- Work to complete:
Among the records below, find each line that includes the string "Driving" and copy it.
━━━━━━
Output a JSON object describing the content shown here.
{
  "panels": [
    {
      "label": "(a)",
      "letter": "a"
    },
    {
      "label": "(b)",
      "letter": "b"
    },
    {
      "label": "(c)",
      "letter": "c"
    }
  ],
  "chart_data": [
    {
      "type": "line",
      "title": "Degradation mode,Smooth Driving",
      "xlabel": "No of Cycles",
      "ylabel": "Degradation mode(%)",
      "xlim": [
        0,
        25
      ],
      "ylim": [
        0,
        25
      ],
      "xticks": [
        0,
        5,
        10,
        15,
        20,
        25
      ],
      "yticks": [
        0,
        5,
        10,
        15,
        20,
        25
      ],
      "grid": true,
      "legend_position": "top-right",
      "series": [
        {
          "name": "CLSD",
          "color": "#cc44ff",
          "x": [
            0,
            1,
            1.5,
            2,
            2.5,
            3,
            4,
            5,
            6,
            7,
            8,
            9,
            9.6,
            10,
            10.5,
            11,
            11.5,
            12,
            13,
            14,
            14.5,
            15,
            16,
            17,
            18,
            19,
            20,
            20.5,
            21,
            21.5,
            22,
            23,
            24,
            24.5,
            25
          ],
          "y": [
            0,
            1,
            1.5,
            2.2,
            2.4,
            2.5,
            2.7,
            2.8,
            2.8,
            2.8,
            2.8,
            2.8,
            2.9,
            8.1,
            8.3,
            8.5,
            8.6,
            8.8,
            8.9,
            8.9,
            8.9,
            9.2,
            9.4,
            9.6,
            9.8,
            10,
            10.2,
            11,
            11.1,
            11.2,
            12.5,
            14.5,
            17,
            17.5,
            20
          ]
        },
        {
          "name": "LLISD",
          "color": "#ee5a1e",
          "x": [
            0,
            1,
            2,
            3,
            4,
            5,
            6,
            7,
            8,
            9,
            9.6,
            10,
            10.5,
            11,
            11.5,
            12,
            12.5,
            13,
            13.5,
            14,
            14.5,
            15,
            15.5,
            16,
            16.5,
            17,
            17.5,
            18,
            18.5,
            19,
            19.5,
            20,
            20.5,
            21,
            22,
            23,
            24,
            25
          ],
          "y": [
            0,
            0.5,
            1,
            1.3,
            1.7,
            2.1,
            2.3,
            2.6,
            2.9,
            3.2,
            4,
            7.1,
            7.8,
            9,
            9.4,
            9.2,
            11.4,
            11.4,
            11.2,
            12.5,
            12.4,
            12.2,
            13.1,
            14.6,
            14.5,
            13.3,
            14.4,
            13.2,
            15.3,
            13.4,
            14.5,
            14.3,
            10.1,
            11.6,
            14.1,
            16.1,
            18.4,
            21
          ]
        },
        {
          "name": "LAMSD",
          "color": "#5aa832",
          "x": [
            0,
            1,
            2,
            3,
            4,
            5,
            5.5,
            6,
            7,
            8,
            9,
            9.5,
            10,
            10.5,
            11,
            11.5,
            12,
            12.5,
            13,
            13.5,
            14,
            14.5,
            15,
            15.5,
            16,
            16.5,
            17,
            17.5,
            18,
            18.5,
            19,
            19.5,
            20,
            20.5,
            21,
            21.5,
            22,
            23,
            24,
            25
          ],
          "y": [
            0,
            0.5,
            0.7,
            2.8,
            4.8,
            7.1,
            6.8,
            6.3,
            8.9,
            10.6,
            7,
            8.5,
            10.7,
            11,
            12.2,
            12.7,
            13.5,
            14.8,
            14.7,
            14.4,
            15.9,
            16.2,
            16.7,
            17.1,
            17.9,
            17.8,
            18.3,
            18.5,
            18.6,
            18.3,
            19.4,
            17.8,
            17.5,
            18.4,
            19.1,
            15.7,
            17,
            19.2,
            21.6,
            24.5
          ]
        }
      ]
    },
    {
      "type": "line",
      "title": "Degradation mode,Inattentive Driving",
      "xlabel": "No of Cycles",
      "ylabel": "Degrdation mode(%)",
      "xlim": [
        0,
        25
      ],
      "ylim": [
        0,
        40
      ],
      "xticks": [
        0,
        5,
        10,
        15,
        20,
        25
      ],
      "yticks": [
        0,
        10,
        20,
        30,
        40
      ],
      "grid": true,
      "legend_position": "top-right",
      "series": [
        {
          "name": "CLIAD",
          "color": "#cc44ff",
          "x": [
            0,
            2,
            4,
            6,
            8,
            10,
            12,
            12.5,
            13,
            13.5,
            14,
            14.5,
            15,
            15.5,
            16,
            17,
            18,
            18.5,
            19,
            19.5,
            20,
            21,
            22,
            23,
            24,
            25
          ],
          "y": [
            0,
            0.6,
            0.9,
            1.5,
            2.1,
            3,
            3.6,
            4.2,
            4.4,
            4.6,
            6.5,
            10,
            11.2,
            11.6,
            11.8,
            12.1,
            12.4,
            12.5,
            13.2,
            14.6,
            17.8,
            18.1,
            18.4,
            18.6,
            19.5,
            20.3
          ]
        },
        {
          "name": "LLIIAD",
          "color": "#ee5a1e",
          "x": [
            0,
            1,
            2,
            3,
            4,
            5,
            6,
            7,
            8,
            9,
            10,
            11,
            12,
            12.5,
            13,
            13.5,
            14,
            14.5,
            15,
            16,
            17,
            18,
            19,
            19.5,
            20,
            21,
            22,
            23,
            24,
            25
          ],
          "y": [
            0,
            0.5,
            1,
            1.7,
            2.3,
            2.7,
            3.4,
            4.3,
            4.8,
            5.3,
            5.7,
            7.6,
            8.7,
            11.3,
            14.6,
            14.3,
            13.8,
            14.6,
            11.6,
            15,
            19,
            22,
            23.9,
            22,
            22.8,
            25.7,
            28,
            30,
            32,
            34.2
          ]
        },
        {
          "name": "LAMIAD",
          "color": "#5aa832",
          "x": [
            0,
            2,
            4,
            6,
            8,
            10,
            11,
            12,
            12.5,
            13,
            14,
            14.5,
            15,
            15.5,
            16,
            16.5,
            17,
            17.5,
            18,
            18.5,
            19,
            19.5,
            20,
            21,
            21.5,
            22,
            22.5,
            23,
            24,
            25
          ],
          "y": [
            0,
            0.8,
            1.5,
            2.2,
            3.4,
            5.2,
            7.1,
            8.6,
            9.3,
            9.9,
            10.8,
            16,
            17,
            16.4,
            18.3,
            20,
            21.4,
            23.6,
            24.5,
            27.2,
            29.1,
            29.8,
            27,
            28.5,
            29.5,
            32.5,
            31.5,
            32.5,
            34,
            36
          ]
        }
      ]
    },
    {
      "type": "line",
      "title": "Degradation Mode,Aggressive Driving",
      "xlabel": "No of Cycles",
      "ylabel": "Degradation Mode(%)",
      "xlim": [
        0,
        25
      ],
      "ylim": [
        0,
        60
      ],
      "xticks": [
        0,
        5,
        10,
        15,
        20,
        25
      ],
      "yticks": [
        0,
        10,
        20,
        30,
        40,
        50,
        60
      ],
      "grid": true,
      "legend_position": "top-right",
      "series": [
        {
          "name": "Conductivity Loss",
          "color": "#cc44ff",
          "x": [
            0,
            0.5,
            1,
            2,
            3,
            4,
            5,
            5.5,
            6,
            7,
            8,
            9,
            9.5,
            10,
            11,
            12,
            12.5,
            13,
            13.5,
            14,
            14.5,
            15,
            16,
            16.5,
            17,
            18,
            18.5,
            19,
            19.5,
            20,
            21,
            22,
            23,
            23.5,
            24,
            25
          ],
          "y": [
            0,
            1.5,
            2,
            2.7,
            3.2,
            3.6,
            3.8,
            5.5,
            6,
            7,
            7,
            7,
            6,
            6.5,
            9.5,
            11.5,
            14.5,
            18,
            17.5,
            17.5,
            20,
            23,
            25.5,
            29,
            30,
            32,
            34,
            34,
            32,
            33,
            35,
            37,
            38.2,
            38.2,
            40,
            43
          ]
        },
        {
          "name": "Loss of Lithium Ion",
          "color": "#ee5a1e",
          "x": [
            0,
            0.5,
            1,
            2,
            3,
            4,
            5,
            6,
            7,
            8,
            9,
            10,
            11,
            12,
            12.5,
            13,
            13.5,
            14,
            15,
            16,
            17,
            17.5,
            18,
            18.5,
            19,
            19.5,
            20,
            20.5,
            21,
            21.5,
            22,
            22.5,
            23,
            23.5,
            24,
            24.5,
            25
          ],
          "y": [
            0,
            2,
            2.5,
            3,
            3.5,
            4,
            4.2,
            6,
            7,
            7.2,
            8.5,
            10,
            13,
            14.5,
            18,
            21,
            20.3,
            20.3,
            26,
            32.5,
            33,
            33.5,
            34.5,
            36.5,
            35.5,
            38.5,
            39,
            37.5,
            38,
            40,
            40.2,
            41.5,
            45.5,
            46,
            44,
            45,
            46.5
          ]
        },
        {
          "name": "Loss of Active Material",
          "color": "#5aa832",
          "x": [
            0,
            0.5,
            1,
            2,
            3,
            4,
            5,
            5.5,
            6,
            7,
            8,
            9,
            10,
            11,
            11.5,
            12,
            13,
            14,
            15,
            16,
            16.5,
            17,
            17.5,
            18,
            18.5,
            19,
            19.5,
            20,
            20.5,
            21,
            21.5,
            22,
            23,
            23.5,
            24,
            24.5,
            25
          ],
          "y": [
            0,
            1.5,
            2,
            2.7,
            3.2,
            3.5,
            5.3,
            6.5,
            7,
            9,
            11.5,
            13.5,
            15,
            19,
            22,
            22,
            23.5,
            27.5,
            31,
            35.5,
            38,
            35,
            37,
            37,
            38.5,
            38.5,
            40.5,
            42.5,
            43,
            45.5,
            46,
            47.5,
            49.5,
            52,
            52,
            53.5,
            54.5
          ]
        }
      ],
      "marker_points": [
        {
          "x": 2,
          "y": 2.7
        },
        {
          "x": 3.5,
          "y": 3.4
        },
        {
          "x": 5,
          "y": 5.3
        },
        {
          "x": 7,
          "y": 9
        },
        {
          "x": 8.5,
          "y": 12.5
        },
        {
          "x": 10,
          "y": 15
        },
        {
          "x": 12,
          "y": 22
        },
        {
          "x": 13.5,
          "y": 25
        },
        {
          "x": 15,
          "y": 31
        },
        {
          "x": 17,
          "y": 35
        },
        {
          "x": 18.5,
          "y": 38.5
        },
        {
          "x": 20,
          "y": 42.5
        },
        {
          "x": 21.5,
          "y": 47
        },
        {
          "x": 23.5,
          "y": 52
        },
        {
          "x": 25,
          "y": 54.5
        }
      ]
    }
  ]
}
━━━━━━
- The output:
      "title": "Degradation mode,Smooth Driving",
      "title": "Degradation mode,Inattentive Driving",
      "title": "Degradation Mode,Aggressive Driving",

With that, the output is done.